» **DATA FOR PROCESSING**:
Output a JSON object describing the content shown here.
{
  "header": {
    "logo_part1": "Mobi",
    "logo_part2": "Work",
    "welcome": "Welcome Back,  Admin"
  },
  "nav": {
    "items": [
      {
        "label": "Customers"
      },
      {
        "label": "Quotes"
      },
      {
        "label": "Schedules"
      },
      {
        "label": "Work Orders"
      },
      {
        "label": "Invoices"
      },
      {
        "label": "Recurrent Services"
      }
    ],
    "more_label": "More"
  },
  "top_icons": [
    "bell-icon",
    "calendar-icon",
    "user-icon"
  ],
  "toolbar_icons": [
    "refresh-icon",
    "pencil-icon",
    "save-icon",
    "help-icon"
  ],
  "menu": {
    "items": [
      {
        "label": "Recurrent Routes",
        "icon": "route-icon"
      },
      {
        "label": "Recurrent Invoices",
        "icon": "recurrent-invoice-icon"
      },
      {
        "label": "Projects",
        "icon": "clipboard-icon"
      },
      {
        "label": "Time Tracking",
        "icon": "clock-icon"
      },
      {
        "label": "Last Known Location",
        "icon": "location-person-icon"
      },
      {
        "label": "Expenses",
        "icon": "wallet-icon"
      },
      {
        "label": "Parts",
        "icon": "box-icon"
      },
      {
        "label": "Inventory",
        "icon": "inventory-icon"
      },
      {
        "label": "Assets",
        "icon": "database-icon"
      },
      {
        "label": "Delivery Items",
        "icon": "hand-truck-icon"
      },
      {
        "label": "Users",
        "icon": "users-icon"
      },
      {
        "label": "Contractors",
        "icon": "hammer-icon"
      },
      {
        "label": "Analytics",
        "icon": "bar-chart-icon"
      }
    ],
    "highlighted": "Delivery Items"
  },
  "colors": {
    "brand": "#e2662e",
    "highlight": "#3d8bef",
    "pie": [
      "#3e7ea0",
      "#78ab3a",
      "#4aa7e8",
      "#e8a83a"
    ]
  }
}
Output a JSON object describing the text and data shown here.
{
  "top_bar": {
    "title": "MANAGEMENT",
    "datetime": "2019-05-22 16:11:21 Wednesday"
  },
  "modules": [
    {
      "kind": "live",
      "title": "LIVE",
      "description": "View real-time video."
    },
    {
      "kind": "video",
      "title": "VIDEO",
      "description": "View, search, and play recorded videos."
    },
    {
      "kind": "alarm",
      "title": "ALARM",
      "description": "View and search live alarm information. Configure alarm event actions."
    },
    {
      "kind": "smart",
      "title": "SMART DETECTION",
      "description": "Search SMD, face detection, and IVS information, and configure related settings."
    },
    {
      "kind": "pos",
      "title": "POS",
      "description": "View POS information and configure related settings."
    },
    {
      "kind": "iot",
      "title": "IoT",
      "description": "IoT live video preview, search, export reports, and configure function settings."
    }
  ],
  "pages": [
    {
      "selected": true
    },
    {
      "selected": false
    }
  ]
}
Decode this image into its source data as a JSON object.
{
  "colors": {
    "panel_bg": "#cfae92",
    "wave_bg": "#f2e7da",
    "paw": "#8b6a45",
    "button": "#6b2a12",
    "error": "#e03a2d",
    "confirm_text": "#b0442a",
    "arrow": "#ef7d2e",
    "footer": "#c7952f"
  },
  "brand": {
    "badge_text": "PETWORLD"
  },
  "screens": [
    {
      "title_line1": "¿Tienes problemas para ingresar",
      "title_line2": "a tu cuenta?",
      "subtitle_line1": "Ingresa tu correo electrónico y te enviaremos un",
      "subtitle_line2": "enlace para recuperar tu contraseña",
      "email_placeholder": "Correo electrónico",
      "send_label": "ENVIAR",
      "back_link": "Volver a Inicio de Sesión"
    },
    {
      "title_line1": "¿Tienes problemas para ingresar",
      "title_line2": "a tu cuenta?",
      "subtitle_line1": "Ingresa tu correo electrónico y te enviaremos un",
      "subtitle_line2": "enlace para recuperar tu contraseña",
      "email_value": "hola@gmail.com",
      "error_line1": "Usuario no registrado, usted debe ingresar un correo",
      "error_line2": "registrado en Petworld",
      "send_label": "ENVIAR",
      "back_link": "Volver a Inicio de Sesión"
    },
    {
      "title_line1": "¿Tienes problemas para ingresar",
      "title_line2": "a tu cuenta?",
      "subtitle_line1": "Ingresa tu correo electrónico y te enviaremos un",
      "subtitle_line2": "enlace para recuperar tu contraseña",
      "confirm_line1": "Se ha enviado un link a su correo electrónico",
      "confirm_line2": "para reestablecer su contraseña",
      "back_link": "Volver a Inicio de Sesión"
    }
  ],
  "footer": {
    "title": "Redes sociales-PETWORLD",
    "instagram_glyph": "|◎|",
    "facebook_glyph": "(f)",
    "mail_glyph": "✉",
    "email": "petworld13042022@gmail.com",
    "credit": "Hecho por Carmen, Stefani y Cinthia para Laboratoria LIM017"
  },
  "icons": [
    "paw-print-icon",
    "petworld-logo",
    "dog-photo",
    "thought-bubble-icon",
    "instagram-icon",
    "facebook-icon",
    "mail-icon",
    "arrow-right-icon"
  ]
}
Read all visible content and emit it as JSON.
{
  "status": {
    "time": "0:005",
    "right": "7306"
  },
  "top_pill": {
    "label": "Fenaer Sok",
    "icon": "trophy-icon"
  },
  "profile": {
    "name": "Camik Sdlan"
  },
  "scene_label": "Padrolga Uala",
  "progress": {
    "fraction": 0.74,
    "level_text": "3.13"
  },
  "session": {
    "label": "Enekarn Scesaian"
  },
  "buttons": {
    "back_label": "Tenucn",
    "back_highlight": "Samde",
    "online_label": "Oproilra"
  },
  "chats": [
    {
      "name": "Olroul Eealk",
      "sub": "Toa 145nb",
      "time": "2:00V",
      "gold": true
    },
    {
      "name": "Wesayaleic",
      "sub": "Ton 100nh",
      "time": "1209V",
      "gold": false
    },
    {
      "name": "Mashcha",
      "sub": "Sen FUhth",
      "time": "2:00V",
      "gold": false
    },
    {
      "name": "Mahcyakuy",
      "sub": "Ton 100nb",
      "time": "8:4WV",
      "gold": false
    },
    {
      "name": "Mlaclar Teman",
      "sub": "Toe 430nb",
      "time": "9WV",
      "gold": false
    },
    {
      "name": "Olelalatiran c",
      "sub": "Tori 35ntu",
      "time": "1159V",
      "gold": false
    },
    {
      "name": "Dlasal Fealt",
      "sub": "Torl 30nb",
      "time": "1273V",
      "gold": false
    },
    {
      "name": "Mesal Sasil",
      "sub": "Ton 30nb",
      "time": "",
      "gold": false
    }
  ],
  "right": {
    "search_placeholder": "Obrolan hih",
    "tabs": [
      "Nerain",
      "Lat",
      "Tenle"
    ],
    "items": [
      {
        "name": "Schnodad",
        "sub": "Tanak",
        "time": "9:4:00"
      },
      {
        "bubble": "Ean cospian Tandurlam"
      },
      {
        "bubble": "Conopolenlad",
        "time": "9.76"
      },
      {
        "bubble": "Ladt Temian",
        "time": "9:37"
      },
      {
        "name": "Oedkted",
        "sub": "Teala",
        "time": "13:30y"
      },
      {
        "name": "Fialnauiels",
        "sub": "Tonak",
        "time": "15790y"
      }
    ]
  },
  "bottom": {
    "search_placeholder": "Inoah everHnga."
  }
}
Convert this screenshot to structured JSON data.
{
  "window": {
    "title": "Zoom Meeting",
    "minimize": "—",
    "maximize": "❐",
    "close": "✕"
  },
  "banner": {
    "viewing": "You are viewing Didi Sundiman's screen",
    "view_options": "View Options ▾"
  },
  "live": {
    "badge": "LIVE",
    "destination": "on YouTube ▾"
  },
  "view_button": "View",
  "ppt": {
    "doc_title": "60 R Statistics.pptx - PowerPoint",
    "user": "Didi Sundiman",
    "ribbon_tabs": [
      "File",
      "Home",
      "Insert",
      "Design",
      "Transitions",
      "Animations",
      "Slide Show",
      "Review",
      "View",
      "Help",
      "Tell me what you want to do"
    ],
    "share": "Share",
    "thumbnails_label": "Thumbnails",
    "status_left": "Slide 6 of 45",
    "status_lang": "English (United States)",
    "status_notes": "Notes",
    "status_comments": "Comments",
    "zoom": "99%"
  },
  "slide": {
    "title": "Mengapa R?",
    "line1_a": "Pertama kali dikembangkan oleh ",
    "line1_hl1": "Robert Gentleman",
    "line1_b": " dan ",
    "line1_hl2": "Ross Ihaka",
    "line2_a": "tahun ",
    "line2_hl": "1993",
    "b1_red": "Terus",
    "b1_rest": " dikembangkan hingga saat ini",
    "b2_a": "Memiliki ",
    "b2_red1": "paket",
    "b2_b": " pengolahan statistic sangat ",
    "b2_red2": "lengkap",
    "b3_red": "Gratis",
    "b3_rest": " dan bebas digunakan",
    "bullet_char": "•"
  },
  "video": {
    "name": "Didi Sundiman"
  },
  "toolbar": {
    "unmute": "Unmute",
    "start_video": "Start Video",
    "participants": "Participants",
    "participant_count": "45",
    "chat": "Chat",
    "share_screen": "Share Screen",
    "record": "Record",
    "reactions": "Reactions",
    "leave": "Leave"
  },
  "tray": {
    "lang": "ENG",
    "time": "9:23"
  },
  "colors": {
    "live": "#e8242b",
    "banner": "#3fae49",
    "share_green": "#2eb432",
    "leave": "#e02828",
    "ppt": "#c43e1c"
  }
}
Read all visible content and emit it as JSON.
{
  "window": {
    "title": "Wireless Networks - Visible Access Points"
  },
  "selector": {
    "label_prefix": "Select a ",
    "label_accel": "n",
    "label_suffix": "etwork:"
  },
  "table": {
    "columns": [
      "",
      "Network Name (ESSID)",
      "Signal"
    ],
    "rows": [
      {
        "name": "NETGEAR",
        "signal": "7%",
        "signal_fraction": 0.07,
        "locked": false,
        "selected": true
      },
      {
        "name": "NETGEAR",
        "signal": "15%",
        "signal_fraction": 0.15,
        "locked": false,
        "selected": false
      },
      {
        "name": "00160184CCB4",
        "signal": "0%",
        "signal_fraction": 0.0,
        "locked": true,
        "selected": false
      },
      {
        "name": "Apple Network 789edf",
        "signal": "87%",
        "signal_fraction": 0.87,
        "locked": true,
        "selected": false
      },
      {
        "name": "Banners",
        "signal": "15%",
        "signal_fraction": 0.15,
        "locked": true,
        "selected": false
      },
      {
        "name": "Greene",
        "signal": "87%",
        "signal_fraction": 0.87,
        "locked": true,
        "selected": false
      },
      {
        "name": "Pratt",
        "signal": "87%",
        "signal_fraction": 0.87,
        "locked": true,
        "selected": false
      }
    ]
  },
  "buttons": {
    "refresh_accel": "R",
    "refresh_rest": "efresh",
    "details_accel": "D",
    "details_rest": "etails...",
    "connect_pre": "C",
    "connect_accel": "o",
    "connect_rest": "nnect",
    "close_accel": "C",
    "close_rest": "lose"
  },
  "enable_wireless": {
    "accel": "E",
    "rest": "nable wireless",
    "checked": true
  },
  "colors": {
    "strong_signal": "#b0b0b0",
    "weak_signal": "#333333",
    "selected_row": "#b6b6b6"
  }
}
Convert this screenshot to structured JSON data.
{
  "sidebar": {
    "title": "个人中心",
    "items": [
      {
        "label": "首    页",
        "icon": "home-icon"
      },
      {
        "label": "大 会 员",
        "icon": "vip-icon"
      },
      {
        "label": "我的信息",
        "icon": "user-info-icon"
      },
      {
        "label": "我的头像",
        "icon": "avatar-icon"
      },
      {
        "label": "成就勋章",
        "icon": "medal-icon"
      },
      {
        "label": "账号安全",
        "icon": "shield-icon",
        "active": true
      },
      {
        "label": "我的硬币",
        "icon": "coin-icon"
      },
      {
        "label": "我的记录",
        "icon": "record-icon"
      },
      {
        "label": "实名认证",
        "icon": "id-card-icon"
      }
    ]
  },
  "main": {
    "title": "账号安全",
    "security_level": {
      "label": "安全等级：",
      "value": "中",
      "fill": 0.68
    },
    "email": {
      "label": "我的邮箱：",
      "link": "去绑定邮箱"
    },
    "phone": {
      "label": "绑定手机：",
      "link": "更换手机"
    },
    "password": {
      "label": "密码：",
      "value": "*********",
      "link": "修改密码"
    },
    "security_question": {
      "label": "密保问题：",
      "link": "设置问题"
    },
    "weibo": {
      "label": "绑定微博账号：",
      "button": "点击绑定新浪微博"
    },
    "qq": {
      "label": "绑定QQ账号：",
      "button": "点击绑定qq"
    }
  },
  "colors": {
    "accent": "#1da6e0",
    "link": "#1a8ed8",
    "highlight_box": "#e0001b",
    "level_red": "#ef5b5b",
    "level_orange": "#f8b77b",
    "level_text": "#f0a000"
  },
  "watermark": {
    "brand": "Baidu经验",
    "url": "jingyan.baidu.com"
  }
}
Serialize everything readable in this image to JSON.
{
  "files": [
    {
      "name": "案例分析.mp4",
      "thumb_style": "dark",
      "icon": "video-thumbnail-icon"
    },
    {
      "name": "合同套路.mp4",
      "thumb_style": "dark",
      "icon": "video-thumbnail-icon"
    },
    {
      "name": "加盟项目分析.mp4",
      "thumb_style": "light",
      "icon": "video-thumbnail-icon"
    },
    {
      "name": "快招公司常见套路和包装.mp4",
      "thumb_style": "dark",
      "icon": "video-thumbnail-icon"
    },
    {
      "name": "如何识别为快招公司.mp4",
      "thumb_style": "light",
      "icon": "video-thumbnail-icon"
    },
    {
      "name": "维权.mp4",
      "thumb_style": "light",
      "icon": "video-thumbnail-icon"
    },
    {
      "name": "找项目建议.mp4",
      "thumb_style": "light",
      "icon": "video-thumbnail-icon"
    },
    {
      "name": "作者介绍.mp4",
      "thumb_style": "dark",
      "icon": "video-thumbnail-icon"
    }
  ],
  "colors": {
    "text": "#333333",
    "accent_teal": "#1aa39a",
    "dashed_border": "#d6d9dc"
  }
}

» **WRITTEN EXERCISE**:
Across the records, count the lines holding the string "this". Give the number and stop.

» **RESPONSE TO THE TASK**:
4